(Structured figure records)
┄┄┄┄┄┄┄┄┄┄

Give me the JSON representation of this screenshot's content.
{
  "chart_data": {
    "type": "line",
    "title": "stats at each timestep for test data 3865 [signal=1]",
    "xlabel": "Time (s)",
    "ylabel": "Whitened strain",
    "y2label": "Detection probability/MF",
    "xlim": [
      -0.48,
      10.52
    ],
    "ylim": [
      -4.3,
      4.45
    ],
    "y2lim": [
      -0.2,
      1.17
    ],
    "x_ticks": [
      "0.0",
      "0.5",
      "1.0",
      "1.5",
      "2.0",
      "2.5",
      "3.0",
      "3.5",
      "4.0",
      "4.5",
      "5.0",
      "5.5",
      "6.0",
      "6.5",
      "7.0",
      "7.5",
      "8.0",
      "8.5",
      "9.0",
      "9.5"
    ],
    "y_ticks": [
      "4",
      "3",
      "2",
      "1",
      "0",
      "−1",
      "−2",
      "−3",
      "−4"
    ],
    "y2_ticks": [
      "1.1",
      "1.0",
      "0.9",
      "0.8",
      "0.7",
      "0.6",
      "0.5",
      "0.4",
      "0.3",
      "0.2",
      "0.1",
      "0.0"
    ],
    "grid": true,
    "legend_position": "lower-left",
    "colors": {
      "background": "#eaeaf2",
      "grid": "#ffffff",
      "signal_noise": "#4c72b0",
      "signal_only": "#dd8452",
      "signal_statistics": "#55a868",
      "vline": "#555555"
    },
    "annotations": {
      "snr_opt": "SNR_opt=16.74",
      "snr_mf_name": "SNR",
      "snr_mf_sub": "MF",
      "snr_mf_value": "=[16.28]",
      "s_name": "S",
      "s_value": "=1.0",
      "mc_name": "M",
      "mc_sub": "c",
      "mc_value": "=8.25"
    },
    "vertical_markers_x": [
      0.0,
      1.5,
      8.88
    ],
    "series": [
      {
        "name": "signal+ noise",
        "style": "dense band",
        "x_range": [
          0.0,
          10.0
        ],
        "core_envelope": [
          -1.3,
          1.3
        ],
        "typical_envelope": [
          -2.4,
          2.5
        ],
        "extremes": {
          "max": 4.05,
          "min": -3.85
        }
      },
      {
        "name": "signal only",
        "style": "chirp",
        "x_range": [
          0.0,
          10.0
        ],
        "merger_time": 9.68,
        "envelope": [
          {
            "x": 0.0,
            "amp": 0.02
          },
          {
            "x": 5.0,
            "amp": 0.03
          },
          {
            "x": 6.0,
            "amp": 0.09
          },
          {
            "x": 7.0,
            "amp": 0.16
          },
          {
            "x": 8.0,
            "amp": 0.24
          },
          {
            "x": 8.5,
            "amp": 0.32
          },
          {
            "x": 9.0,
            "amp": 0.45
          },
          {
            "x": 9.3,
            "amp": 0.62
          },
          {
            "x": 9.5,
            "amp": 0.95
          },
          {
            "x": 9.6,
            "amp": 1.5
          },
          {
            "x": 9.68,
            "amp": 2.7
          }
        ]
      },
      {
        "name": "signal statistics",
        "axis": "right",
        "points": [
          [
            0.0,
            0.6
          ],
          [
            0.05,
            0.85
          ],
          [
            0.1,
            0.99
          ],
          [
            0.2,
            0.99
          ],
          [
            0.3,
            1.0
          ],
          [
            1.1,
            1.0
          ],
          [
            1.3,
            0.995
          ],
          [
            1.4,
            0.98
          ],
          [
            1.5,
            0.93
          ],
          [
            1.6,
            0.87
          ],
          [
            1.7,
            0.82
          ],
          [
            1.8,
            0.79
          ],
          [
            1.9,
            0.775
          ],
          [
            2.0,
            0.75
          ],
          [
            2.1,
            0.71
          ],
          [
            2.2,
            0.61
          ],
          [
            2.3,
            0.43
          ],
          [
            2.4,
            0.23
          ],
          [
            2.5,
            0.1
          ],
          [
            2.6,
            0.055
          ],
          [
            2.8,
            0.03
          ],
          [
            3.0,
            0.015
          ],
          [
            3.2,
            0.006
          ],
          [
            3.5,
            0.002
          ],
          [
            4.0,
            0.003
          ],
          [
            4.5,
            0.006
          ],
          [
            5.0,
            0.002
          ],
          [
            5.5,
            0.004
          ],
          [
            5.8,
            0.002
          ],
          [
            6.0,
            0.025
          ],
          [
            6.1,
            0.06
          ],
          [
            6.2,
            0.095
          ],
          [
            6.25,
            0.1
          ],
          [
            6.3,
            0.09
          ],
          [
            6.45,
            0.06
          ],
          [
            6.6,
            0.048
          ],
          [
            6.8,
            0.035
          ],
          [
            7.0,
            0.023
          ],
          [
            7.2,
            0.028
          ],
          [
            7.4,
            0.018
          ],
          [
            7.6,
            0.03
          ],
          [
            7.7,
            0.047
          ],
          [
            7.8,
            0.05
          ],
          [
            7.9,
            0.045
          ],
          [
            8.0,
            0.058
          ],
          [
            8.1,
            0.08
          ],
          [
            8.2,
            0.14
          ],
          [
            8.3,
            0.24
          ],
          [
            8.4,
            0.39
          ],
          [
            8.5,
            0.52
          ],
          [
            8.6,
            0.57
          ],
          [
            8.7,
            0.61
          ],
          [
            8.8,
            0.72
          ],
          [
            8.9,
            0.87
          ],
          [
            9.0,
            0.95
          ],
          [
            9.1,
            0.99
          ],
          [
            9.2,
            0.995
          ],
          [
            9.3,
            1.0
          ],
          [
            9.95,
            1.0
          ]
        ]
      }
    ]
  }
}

┄┄┄┄┄┄┄┄┄┄

Each line in the material above must be retyped without alteration.

Give me the JSON representation of this screenshot's content.
{
  "chart_data": {
    "type": "line",
    "title": "stats at each timestep for test data 3865 [signal=1]",
    "xlabel": "Time (s)",
    "ylabel": "Whitened strain",
    "y2label": "Detection probability/MF",
    "xlim": [
      -0.48,
      10.52
    ],
    "ylim": [
      -4.3,
      4.45
    ],
    "y2lim": [
      -0.2,
      1.17
    ],
    "x_ticks": [
      "0.0",
      "0.5",
      "1.0",
      "1.5",
      "2.0",
      "2.5",
      "3.0",
      "3.5",
      "4.0",
      "4.5",
      "5.0",
      "5.5",
      "6.0",
      "6.5",
      "7.0",
      "7.5",
      "8.0",
      "8.5",
      "9.0",
      "9.5"
    ],
    "y_ticks": [
      "4",
      "3",
      "2",
      "1",
      "0",
      "−1",
      "−2",
      "−3",
      "−4"
    ],
    "y2_ticks": [
      "1.1",
      "1.0",
      "0.9",
      "0.8",
      "0.7",
      "0.6",
      "0.5",
      "0.4",
      "0.3",
      "0.2",
      "0.1",
      "0.0"
    ],
    "grid": true,
    "legend_position": "lower-left",
    "colors": {
      "background": "#eaeaf2",
      "grid": "#ffffff",
      "signal_noise": "#4c72b0",
      "signal_only": "#dd8452",
      "signal_statistics": "#55a868",
      "vline": "#555555"
    },
    "annotations": {
      "snr_opt": "SNR_opt=16.74",
      "snr_mf_name": "SNR",
      "snr_mf_sub": "MF",
      "snr_mf_value": "=[16.28]",
      "s_name": "S",
      "s_value": "=1.0",
      "mc_name": "M",
      "mc_sub": "c",
      "mc_value": "=8.25"
    },
    "vertical_markers_x": [
      0.0,
      1.5,
      8.88
    ],
    "series": [
      {
        "name": "signal+ noise",
        "style": "dense band",
        "x_range": [
          0.0,
          10.0
        ],
        "core_envelope": [
          -1.3,
          1.3
        ],
        "typical_envelope": [
          -2.4,
          2.5
        ],
        "extremes": {
          "max": 4.05,
          "min": -3.85
        }
      },
      {
        "name": "signal only",
        "style": "chirp",
        "x_range": [
          0.0,
          10.0
        ],
        "merger_time": 9.68,
        "envelope": [
          {
            "x": 0.0,
            "amp": 0.02
          },
          {
            "x": 5.0,
            "amp": 0.03
          },
          {
            "x": 6.0,
            "amp": 0.09
          },
          {
            "x": 7.0,
            "amp": 0.16
          },
          {
            "x": 8.0,
            "amp": 0.24
          },
          {
            "x": 8.5,
            "amp": 0.32
          },
          {
            "x": 9.0,
            "amp": 0.45
          },
          {
            "x": 9.3,
            "amp": 0.62
          },
          {
            "x": 9.5,
            "amp": 0.95
          },
          {
            "x": 9.6,
            "amp": 1.5
          },
          {
            "x": 9.68,
            "amp": 2.7
          }
        ]
      },
      {
        "name": "signal statistics",
        "axis": "right",
        "points": [
          [
            0.0,
            0.6
          ],
          [
            0.05,
            0.85
          ],
          [
            0.1,
            0.99
          ],
          [
            0.2,
            0.99
          ],
          [
            0.3,
            1.0
          ],
          [
            1.1,
            1.0
          ],
          [
            1.3,
            0.995
          ],
          [
            1.4,
            0.98
          ],
          [
            1.5,
            0.93
          ],
          [
            1.6,
            0.87
          ],
          [
            1.7,
            0.82
          ],
          [
            1.8,
            0.79
          ],
          [
            1.9,
            0.775
          ],
          [
            2.0,
            0.75
          ],
          [
            2.1,
            0.71
          ],
          [
            2.2,
            0.61
          ],
          [
            2.3,
            0.43
          ],
          [
            2.4,
            0.23
          ],
          [
            2.5,
            0.1
          ],
          [
            2.6,
            0.055
          ],
          [
            2.8,
            0.03
          ],
          [
            3.0,
            0.015
          ],
          [
            3.2,
            0.006
          ],
          [
            3.5,
            0.002
          ],
          [
            4.0,
            0.003
          ],
          [
            4.5,
            0.006
          ],
          [
            5.0,
            0.002
          ],
          [
            5.5,
            0.004
          ],
          [
            5.8,
            0.002
          ],
          [
            6.0,
            0.025
          ],
          [
            6.1,
            0.06
          ],
          [
            6.2,
            0.095
          ],
          [
            6.25,
            0.1
          ],
          [
            6.3,
            0.09
          ],
          [
            6.45,
            0.06
          ],
          [
            6.6,
            0.048
          ],
          [
            6.8,
            0.035
          ],
          [
            7.0,
            0.023
          ],
          [
            7.2,
            0.028
          ],
          [
            7.4,
            0.018
          ],
          [
            7.6,
            0.03
          ],
          [
            7.7,
            0.047
          ],
          [
            7.8,
            0.05
          ],
          [
            7.9,
            0.045
          ],
          [
            8.0,
            0.058
          ],
          [
            8.1,
            0.08
          ],
          [
            8.2,
            0.14
          ],
          [
            8.3,
            0.24
          ],
          [
            8.4,
            0.39
          ],
          [
            8.5,
            0.52
          ],
          [
            8.6,
            0.57
          ],
          [
            8.7,
            0.61
          ],
          [
            8.8,
            0.72
          ],
          [
            8.9,
            0.87
          ],
          [
            9.0,
            0.95
          ],
          [
            9.1,
            0.99
          ],
          [
            9.2,
            0.995
          ],
          [
            9.3,
            1.0
          ],
          [
            9.95,
            1.0
          ]
        ]
      }
    ]
  }
}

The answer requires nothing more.